Exercise> Extract the lines that carry the string "products" from the listing.

Exercise material>
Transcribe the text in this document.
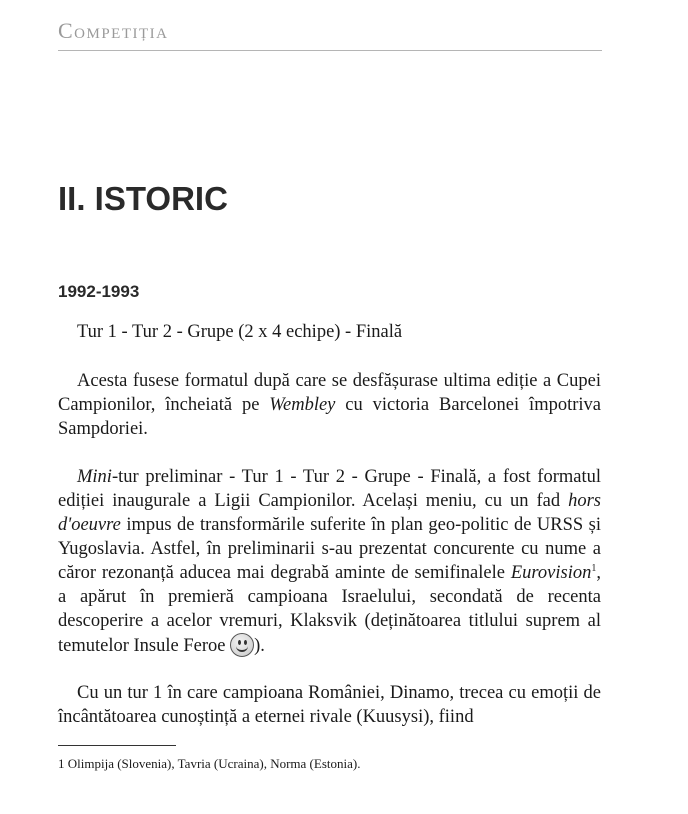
Competiția
II. ISTORIC
1992-1993

Tur 1 - Tur 2 - Grupe (2 x 4 echipe) - Finală

Acesta fusese formatul după care se desfășurase ultima ediție a Cupei Campionilor, încheiată pe Wembley cu victoria Barcelonei împotriva Sampdoriei.

Mini-tur preliminar - Tur 1 - Tur 2 - Grupe - Finală, a fost formatul ediției inaugurale a Ligii Campionilor. Același meniu, cu un fad hors d'oeuvre impus de transformările suferite în plan geo-politic de URSS și Yugoslavia. Astfel, în preliminarii s-au prezentat concurente cu nume a căror rezonanță aducea mai degrabă aminte de semifinalele Eurovision$^1$, a apărut în premieră campioana Israelului, secondată de recenta descoperire a acelor vremuri, Klaksvik (deținătoarea titlului suprem al temutelor Insule Feroe
).

Cu un tur 1 în care campioana României, Dinamo, trecea cu emoții de încântătoarea cunoștință a eternei rivale (Kuusysi), fiind

1 Olimpija (Slovenia), Tavria (Ucraina), Norma (Estonia).
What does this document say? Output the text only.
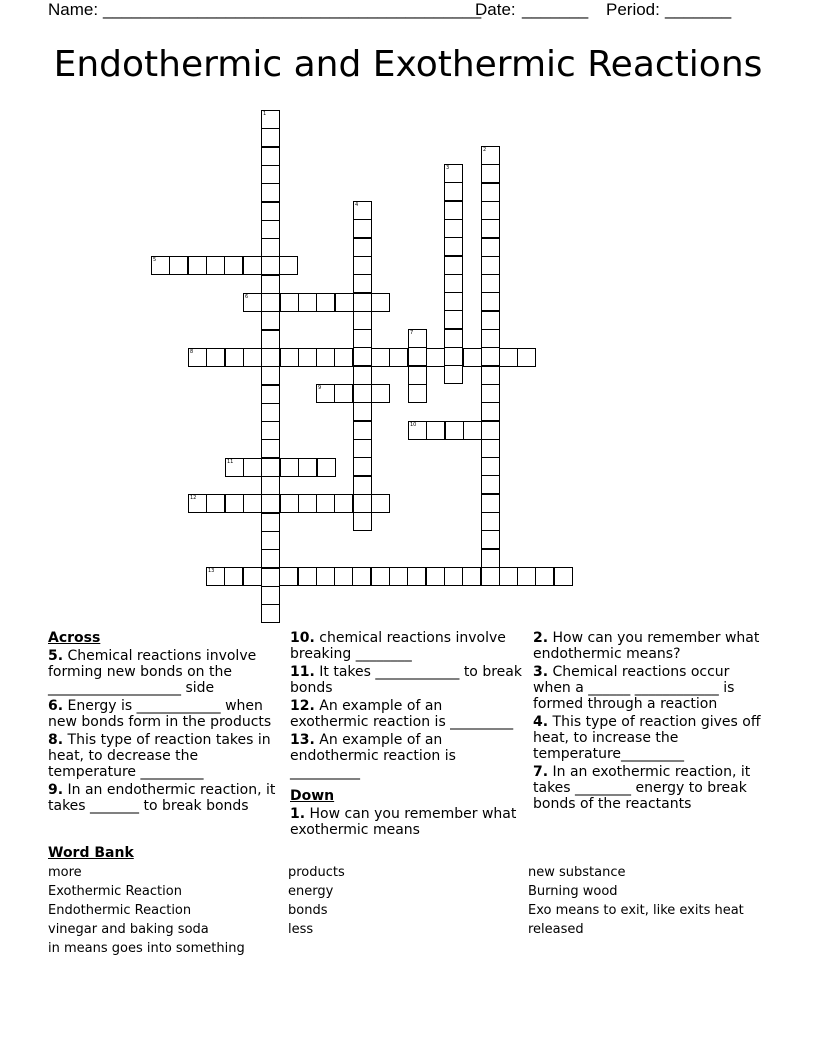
Name: ________________________________________
Date: _______ Period: _______
Endothermic and Exothermic Reactions
1
2
3
4
5
6
7
8
9
10
11
12
13
Across
5. Chemical reactions involve forming new bonds on the ___________________ side
6. Energy is ____________ when new bonds form in the products
8. This type of reaction takes in heat, to decrease the temperature _________
9. In an endothermic reaction, it takes _______ to break bonds
10. chemical reactions involve breaking ________
11. It takes ____________ to break bonds
12. An example of an exothermic reaction is _________
13. An example of an endothermic reaction is __________
Down
1. How can you remember what exothermic means
2. How can you remember what endothermic means?
3. Chemical reactions occur when a ______ ____________ is formed through a reaction
4. This type of reaction gives off heat, to increase the temperature_________
7. In an exothermic reaction, it takes ________ energy to break bonds of the reactants
Word Bank
more
Exothermic Reaction
Endothermic Reaction
vinegar and baking soda
in means goes into something
products
energy
bonds
less
new substance
Burning wood
Exo means to exit, like exits heat
released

The output>
6. Energy is ____________ when new bonds form in the products
products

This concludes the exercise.